[Dataset items]
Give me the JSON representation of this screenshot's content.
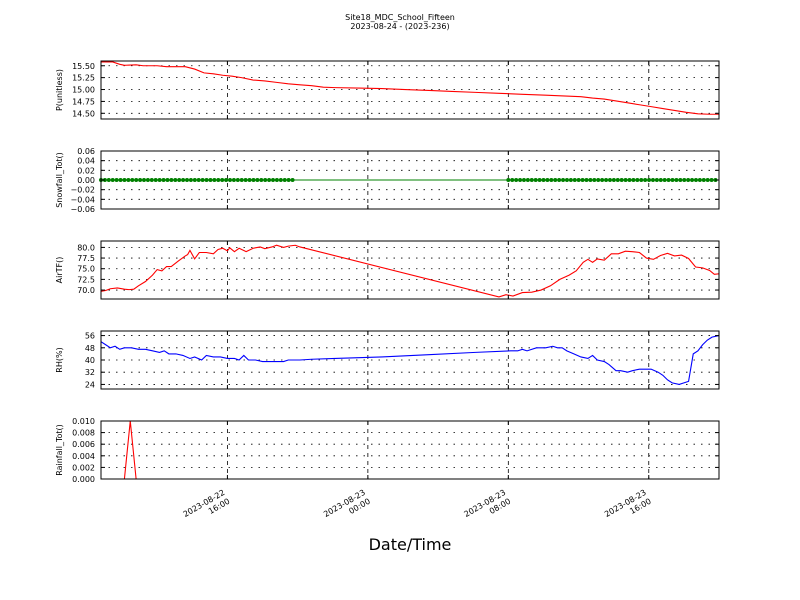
{
  "figure": {
    "title_line1": "Site18_MDC_School_Fifteen",
    "title_line2": "2023-08-24 - (2023-236)",
    "xlabel": "Date/Time"
  },
  "chart_data": [
    {
      "type": "line",
      "ylabel": "P(unitless)",
      "ylim": [
        14.38,
        15.6
      ],
      "yticks": [
        "15.50",
        "15.25",
        "15.00",
        "14.75",
        "14.50"
      ],
      "grid": true,
      "color": "#ff0000",
      "x_range_hours": [
        0,
        26.4
      ],
      "points": [
        [
          0,
          15.58
        ],
        [
          0.5,
          15.58
        ],
        [
          0.8,
          15.53
        ],
        [
          1.0,
          15.51
        ],
        [
          1.5,
          15.52
        ],
        [
          1.8,
          15.5
        ],
        [
          2.0,
          15.5
        ],
        [
          2.4,
          15.5
        ],
        [
          2.8,
          15.48
        ],
        [
          3.2,
          15.48
        ],
        [
          3.6,
          15.48
        ],
        [
          4.0,
          15.43
        ],
        [
          4.4,
          15.35
        ],
        [
          4.8,
          15.33
        ],
        [
          5.2,
          15.3
        ],
        [
          5.6,
          15.28
        ],
        [
          6.0,
          15.25
        ],
        [
          6.5,
          15.2
        ],
        [
          7.0,
          15.18
        ],
        [
          7.5,
          15.15
        ],
        [
          8.0,
          15.12
        ],
        [
          8.5,
          15.1
        ],
        [
          9.0,
          15.08
        ],
        [
          9.5,
          15.05
        ],
        [
          10.0,
          15.04
        ],
        [
          11.0,
          15.03
        ],
        [
          12.0,
          15.02
        ],
        [
          13.0,
          15.0
        ],
        [
          14.0,
          14.98
        ],
        [
          15.0,
          14.96
        ],
        [
          16.0,
          14.94
        ],
        [
          17.0,
          14.92
        ],
        [
          18.0,
          14.9
        ],
        [
          19.0,
          14.88
        ],
        [
          20.0,
          14.86
        ],
        [
          20.5,
          14.85
        ],
        [
          21.0,
          14.82
        ],
        [
          21.5,
          14.8
        ],
        [
          22.0,
          14.76
        ],
        [
          22.5,
          14.72
        ],
        [
          23.0,
          14.68
        ],
        [
          23.5,
          14.64
        ],
        [
          24.0,
          14.6
        ],
        [
          24.5,
          14.56
        ],
        [
          25.0,
          14.52
        ],
        [
          25.5,
          14.49
        ],
        [
          26.0,
          14.48
        ],
        [
          26.4,
          14.48
        ]
      ]
    },
    {
      "type": "line",
      "ylabel": "Snowfall_Tot()",
      "ylim": [
        -0.06,
        0.06
      ],
      "yticks": [
        "0.06",
        "0.04",
        "0.02",
        "0.00",
        "−0.02",
        "−0.04",
        "−0.06"
      ],
      "grid": true,
      "color": "#008000",
      "x_range_hours": [
        0,
        26.4
      ],
      "line_value": 0.0,
      "marker_ranges_hours": [
        [
          0,
          8.2
        ],
        [
          17.4,
          26.4
        ]
      ],
      "marker_step_hours": 0.167
    },
    {
      "type": "line",
      "ylabel": "AirTF()",
      "ylim": [
        67.9,
        81.5
      ],
      "yticks": [
        "80.0",
        "77.5",
        "75.0",
        "72.5",
        "70.0"
      ],
      "grid": true,
      "color": "#ff0000",
      "x_range_hours": [
        0,
        26.4
      ],
      "points": [
        [
          0,
          69.7
        ],
        [
          0.2,
          69.9
        ],
        [
          0.4,
          70.3
        ],
        [
          0.7,
          70.5
        ],
        [
          1.0,
          70.2
        ],
        [
          1.2,
          70.1
        ],
        [
          1.4,
          70.2
        ],
        [
          1.6,
          71.0
        ],
        [
          1.9,
          72.0
        ],
        [
          2.2,
          73.5
        ],
        [
          2.4,
          74.8
        ],
        [
          2.6,
          74.5
        ],
        [
          2.8,
          75.5
        ],
        [
          3.0,
          75.5
        ],
        [
          3.3,
          76.8
        ],
        [
          3.6,
          78.0
        ],
        [
          3.7,
          78.3
        ],
        [
          3.8,
          79.3
        ],
        [
          4.0,
          77.3
        ],
        [
          4.2,
          78.8
        ],
        [
          4.5,
          78.8
        ],
        [
          4.8,
          78.5
        ],
        [
          5.0,
          79.5
        ],
        [
          5.2,
          79.8
        ],
        [
          5.4,
          79.2
        ],
        [
          5.5,
          79.9
        ],
        [
          5.7,
          79.0
        ],
        [
          5.9,
          79.8
        ],
        [
          6.2,
          79.0
        ],
        [
          6.5,
          79.8
        ],
        [
          6.8,
          80.1
        ],
        [
          7.0,
          79.7
        ],
        [
          7.3,
          80.1
        ],
        [
          7.5,
          80.5
        ],
        [
          7.8,
          80.0
        ],
        [
          8.0,
          80.3
        ],
        [
          8.3,
          80.5
        ],
        [
          8.5,
          80.1
        ],
        [
          8.8,
          79.7
        ],
        [
          17.0,
          68.4
        ],
        [
          17.3,
          68.9
        ],
        [
          17.6,
          68.6
        ],
        [
          18.0,
          69.4
        ],
        [
          18.4,
          69.5
        ],
        [
          18.8,
          70.0
        ],
        [
          19.2,
          71.0
        ],
        [
          19.6,
          72.5
        ],
        [
          20.0,
          73.5
        ],
        [
          20.3,
          74.5
        ],
        [
          20.6,
          76.5
        ],
        [
          20.8,
          77.2
        ],
        [
          21.0,
          76.5
        ],
        [
          21.2,
          77.3
        ],
        [
          21.5,
          77.0
        ],
        [
          21.8,
          78.5
        ],
        [
          22.1,
          78.5
        ],
        [
          22.4,
          79.1
        ],
        [
          22.7,
          79.0
        ],
        [
          23.0,
          78.8
        ],
        [
          23.3,
          77.5
        ],
        [
          23.6,
          77.2
        ],
        [
          23.9,
          78.1
        ],
        [
          24.2,
          78.6
        ],
        [
          24.5,
          78.0
        ],
        [
          24.8,
          78.2
        ],
        [
          25.1,
          77.4
        ],
        [
          25.4,
          75.4
        ],
        [
          25.7,
          75.2
        ],
        [
          26.0,
          74.6
        ],
        [
          26.2,
          73.7
        ],
        [
          26.4,
          73.8
        ]
      ]
    },
    {
      "type": "line",
      "ylabel": "RH(%)",
      "ylim": [
        21,
        59
      ],
      "yticks": [
        "56",
        "48",
        "40",
        "32",
        "24"
      ],
      "grid": true,
      "color": "#0000ff",
      "x_range_hours": [
        0,
        26.4
      ],
      "points": [
        [
          0,
          52.0
        ],
        [
          0.2,
          50.0
        ],
        [
          0.4,
          48.0
        ],
        [
          0.6,
          49.0
        ],
        [
          0.8,
          47.0
        ],
        [
          1.0,
          48.0
        ],
        [
          1.3,
          48.0
        ],
        [
          1.6,
          47.0
        ],
        [
          1.9,
          47.0
        ],
        [
          2.2,
          46.0
        ],
        [
          2.5,
          45.0
        ],
        [
          2.7,
          46.0
        ],
        [
          2.9,
          44.0
        ],
        [
          3.2,
          44.0
        ],
        [
          3.5,
          43.0
        ],
        [
          3.8,
          41.0
        ],
        [
          4.0,
          42.0
        ],
        [
          4.3,
          40.0
        ],
        [
          4.5,
          43.0
        ],
        [
          4.8,
          42.0
        ],
        [
          5.1,
          42.0
        ],
        [
          5.4,
          41.0
        ],
        [
          5.7,
          41.0
        ],
        [
          5.9,
          40.0
        ],
        [
          6.1,
          43.0
        ],
        [
          6.3,
          40.0
        ],
        [
          6.6,
          40.0
        ],
        [
          6.9,
          39.0
        ],
        [
          7.2,
          39.0
        ],
        [
          7.5,
          39.0
        ],
        [
          7.8,
          39.0
        ],
        [
          8.0,
          40.0
        ],
        [
          8.2,
          40.0
        ],
        [
          8.5,
          40.0
        ],
        [
          9.0,
          40.5
        ],
        [
          10.0,
          41.0
        ],
        [
          12.0,
          42.0
        ],
        [
          14.0,
          43.5
        ],
        [
          16.0,
          45.0
        ],
        [
          17.5,
          46.0
        ],
        [
          17.8,
          46.0
        ],
        [
          18.0,
          47.0
        ],
        [
          18.2,
          46.0
        ],
        [
          18.6,
          48.0
        ],
        [
          19.0,
          48.0
        ],
        [
          19.3,
          49.0
        ],
        [
          19.5,
          48.0
        ],
        [
          19.7,
          48.0
        ],
        [
          19.9,
          46.0
        ],
        [
          20.2,
          44.0
        ],
        [
          20.5,
          42.0
        ],
        [
          20.8,
          41.0
        ],
        [
          21.0,
          43.0
        ],
        [
          21.2,
          40.0
        ],
        [
          21.5,
          39.0
        ],
        [
          21.7,
          37.0
        ],
        [
          22.0,
          33.0
        ],
        [
          22.2,
          33.0
        ],
        [
          22.5,
          32.0
        ],
        [
          22.7,
          33.0
        ],
        [
          23.0,
          34.0
        ],
        [
          23.2,
          34.0
        ],
        [
          23.5,
          34.0
        ],
        [
          23.8,
          32.0
        ],
        [
          24.0,
          30.0
        ],
        [
          24.2,
          27.0
        ],
        [
          24.4,
          25.0
        ],
        [
          24.7,
          24.0
        ],
        [
          24.9,
          25.0
        ],
        [
          25.1,
          26.0
        ],
        [
          25.3,
          44.0
        ],
        [
          25.5,
          46.0
        ],
        [
          25.7,
          50.0
        ],
        [
          25.9,
          53.0
        ],
        [
          26.1,
          55.0
        ],
        [
          26.4,
          56.0
        ]
      ]
    },
    {
      "type": "line",
      "ylabel": "Rainfall_Tot()",
      "ylim": [
        0,
        0.01
      ],
      "yticks": [
        "0.010",
        "0.008",
        "0.006",
        "0.004",
        "0.002",
        "0.000"
      ],
      "grid": true,
      "color": "#ff0000",
      "x_range_hours": [
        0,
        26.4
      ],
      "points": [
        [
          0,
          0
        ],
        [
          1.0,
          0
        ],
        [
          1.25,
          0.01
        ],
        [
          1.5,
          0
        ],
        [
          26.4,
          0
        ]
      ]
    }
  ],
  "xticks": [
    {
      "hour": 5.4,
      "line1": "2023-08-22",
      "line2": "16:00"
    },
    {
      "hour": 11.4,
      "line1": "2023-08-23",
      "line2": "00:00"
    },
    {
      "hour": 17.4,
      "line1": "2023-08-23",
      "line2": "08:00"
    },
    {
      "hour": 23.4,
      "line1": "2023-08-23",
      "line2": "16:00"
    }
  ]
}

→ **To do**:
Sift through the entries and copy every line with "ylabel".

→ **Result for this task**:
      "ylabel": "P(unitless)",
      "ylabel": "Snowfall_Tot()",
      "ylabel": "AirTF()",
      "ylabel": "RH(%)",
      "ylabel": "Rainfall_Tot()",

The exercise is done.